# Written request:
Check every line in the records below for the word "JSON" and report how many have it, nothing more.

Figure dataset records
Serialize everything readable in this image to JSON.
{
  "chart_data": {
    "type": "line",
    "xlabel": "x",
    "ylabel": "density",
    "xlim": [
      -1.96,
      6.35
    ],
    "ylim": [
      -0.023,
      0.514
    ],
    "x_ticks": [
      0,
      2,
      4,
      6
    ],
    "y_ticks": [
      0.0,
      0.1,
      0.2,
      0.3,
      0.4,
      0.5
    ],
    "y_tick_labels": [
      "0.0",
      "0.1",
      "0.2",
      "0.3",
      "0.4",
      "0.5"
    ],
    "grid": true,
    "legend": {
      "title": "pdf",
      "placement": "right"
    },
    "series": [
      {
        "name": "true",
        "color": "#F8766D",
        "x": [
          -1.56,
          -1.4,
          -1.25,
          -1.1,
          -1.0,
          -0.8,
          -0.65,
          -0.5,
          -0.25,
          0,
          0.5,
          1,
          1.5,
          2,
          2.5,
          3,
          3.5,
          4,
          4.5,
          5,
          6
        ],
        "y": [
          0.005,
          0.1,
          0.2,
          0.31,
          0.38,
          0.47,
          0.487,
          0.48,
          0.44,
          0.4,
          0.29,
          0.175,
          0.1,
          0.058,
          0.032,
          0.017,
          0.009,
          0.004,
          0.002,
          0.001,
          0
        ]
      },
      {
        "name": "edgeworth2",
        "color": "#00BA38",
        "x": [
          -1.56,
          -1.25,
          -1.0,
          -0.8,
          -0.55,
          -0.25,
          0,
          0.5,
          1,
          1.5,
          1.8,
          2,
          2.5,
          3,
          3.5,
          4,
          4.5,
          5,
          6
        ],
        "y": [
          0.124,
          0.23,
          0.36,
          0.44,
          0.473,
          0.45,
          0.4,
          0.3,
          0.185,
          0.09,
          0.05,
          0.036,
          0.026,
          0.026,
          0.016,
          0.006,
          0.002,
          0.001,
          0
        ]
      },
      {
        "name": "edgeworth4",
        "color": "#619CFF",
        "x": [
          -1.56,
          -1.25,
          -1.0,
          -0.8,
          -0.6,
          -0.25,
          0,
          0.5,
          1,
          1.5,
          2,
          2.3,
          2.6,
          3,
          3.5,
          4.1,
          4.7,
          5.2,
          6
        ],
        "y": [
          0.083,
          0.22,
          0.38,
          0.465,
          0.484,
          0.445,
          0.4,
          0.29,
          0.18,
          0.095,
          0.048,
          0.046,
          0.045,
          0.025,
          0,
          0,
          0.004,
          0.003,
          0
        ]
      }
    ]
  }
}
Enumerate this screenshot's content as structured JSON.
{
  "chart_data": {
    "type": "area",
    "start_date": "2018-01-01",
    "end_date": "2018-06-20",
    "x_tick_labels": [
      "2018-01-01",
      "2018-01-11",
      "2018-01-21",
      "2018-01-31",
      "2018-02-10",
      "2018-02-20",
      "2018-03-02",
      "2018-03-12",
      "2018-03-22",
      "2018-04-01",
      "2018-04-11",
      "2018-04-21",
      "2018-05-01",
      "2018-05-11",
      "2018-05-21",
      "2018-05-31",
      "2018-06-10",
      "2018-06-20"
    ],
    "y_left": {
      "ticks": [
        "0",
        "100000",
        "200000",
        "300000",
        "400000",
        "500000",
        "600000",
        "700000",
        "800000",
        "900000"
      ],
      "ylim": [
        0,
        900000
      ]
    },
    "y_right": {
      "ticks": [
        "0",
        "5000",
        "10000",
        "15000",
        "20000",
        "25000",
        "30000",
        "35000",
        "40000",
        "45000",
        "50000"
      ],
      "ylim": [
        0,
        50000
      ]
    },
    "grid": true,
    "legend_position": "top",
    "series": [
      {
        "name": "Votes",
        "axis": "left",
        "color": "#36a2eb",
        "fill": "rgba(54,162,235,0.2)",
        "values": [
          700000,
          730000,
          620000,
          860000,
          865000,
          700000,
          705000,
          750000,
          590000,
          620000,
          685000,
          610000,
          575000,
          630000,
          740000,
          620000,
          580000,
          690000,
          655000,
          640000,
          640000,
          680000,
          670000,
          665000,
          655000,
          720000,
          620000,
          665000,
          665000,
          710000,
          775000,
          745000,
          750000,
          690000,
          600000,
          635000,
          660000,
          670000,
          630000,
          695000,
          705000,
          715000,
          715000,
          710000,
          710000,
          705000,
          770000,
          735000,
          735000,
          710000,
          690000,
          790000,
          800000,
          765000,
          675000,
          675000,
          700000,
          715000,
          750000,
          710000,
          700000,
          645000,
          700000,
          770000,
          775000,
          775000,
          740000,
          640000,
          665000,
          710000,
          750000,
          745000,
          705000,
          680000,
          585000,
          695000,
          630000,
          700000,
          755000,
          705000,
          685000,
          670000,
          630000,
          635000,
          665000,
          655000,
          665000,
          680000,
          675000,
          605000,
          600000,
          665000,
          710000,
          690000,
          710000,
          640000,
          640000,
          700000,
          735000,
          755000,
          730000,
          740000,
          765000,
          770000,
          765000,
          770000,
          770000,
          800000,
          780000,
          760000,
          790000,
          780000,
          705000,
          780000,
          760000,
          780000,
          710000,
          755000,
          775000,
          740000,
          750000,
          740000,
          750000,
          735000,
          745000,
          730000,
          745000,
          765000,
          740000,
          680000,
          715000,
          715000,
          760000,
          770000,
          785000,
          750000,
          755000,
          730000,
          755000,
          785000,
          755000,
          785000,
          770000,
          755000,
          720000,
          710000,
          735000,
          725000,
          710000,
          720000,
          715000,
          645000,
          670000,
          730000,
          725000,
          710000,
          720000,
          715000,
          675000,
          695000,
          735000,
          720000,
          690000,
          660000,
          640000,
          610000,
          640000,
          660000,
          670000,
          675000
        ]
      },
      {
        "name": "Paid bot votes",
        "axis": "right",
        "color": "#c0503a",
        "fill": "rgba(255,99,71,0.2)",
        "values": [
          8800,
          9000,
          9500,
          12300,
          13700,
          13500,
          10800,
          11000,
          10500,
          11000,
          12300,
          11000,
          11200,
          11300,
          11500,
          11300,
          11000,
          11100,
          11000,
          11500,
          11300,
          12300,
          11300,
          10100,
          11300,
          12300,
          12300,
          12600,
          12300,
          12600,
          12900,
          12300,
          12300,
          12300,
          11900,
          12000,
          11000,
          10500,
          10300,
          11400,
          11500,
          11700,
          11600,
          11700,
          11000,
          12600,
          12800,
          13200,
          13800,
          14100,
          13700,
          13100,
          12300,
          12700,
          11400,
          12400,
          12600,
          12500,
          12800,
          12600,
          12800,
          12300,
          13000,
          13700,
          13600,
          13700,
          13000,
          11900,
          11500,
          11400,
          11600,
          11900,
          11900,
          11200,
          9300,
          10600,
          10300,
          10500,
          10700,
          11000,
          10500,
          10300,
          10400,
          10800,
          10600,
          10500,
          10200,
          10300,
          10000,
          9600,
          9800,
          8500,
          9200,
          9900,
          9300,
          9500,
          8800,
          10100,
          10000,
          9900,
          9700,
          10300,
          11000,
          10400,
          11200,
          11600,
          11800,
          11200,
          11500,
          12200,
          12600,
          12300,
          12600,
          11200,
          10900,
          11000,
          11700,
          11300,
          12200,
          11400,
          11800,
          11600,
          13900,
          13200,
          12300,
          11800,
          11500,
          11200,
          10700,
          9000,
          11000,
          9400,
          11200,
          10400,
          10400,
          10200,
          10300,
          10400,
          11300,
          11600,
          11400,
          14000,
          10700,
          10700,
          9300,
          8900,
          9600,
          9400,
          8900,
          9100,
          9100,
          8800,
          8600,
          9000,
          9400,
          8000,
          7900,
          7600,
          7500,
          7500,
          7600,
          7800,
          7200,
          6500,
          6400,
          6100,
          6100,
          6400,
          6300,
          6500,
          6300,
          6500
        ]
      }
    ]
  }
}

# Problem solution:
2